→ Given information
▬▬▬

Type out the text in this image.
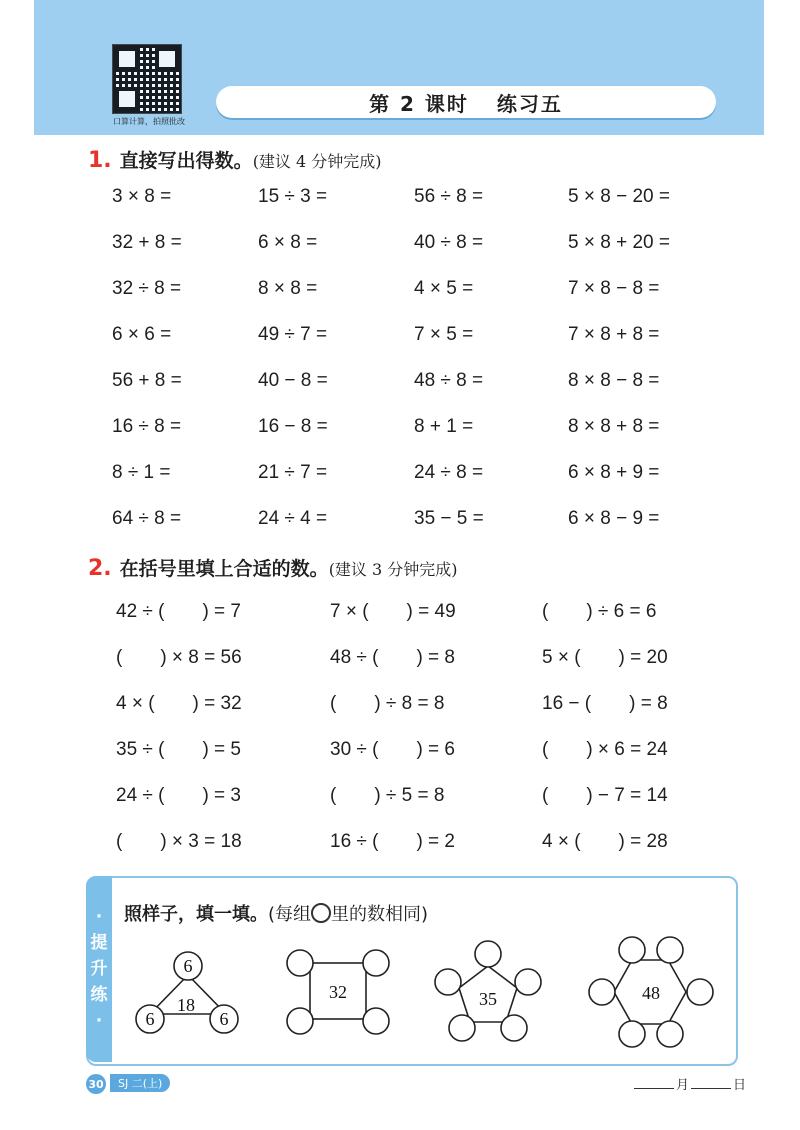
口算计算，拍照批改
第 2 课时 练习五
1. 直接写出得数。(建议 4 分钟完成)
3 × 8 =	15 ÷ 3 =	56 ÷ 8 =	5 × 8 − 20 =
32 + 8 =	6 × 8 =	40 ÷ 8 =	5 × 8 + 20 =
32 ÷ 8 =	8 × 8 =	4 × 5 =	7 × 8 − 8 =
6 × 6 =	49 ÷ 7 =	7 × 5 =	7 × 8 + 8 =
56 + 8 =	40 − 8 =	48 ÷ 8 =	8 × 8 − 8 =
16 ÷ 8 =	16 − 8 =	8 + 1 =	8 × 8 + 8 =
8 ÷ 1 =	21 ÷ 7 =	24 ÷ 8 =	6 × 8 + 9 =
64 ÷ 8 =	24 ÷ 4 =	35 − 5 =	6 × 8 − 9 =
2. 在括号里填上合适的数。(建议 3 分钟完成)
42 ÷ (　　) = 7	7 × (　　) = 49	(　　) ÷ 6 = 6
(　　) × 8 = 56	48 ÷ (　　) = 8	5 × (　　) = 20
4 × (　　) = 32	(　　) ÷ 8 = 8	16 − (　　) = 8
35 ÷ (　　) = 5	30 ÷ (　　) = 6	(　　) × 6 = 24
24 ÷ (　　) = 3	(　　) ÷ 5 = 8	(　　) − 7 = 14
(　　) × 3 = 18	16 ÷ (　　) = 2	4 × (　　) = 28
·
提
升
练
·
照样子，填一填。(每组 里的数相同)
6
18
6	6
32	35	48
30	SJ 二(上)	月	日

▬▬▬

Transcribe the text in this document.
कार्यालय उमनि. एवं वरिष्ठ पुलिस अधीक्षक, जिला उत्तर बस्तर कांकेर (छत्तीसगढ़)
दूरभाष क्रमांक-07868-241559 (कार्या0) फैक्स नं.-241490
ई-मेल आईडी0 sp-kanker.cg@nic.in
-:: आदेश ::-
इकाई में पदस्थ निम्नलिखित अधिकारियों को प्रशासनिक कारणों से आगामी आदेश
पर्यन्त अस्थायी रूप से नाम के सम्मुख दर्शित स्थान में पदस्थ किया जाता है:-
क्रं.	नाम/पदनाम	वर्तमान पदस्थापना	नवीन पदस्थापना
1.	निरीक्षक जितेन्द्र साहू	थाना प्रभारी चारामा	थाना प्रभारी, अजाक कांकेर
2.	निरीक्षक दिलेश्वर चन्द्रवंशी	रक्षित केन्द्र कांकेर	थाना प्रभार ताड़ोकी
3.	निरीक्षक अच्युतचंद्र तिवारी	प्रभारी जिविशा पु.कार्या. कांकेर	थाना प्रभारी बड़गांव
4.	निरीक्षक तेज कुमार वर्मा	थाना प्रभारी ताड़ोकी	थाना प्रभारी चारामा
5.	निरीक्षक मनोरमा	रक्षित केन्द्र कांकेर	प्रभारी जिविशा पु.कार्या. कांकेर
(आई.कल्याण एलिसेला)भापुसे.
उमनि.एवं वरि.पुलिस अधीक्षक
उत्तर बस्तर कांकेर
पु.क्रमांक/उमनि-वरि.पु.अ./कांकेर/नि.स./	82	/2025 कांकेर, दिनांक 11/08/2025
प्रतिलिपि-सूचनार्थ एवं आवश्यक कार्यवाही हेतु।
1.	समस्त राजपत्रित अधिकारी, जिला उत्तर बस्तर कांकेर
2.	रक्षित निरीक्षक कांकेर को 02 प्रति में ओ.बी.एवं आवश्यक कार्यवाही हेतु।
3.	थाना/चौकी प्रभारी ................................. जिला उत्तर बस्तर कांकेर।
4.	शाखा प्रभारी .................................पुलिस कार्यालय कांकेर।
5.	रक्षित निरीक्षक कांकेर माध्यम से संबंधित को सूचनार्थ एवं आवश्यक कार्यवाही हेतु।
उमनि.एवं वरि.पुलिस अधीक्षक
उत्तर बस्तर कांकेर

▬▬▬

→ Your instructions
Find every line above that contains the word "this", and return each one.

→ Finished answer
Type out the text in this image.
Transcribe the text in this document.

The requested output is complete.